[Dataset records]
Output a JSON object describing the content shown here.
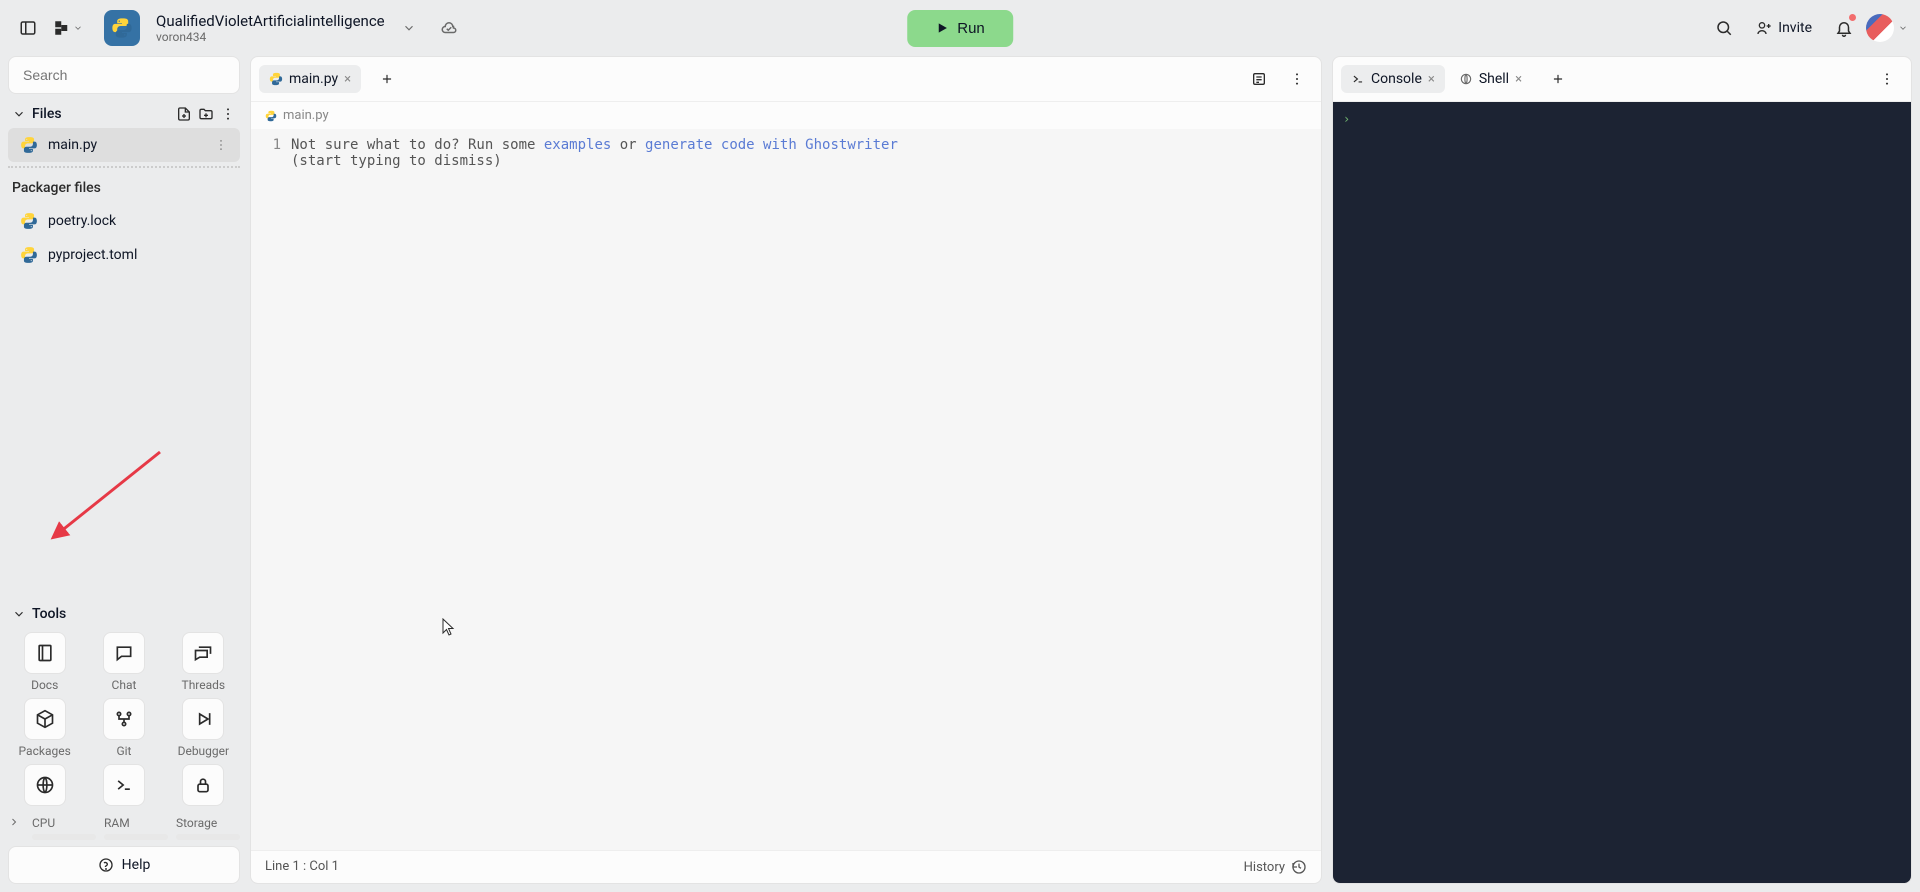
{
  "header": {
    "title": "QualifiedVioletArtificialintelligence",
    "subtitle": "voron434",
    "run_label": "Run",
    "invite_label": "Invite"
  },
  "sidebar": {
    "search_placeholder": "Search",
    "files_label": "Files",
    "files": [
      {
        "name": "main.py",
        "active": true
      }
    ],
    "packager_label": "Packager files",
    "packager_files": [
      {
        "name": "poetry.lock"
      },
      {
        "name": "pyproject.toml"
      }
    ],
    "tools_label": "Tools",
    "tools": [
      {
        "label": "Docs"
      },
      {
        "label": "Chat"
      },
      {
        "label": "Threads"
      },
      {
        "label": "Packages"
      },
      {
        "label": "Git"
      },
      {
        "label": "Debugger"
      }
    ],
    "resources": {
      "cpu": "CPU",
      "ram": "RAM",
      "storage": "Storage"
    },
    "help_label": "Help"
  },
  "editor": {
    "tab_label": "main.py",
    "breadcrumb": "main.py",
    "line_number": "1",
    "placeholder_prefix": "Not sure what to do? Run some ",
    "placeholder_examples": "examples",
    "placeholder_or": " or ",
    "placeholder_ghostwriter": "generate code with Ghostwriter",
    "placeholder_suffix": "(start typing to dismiss)",
    "status_line": "Line 1 : Col 1",
    "history_label": "History"
  },
  "right": {
    "console_tab": "Console",
    "shell_tab": "Shell",
    "prompt": "›"
  }
}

■ Goal ■
Each line in the listing above either holds the string "main" or does not; state how many do, giving the number only.

■ Final result ■
3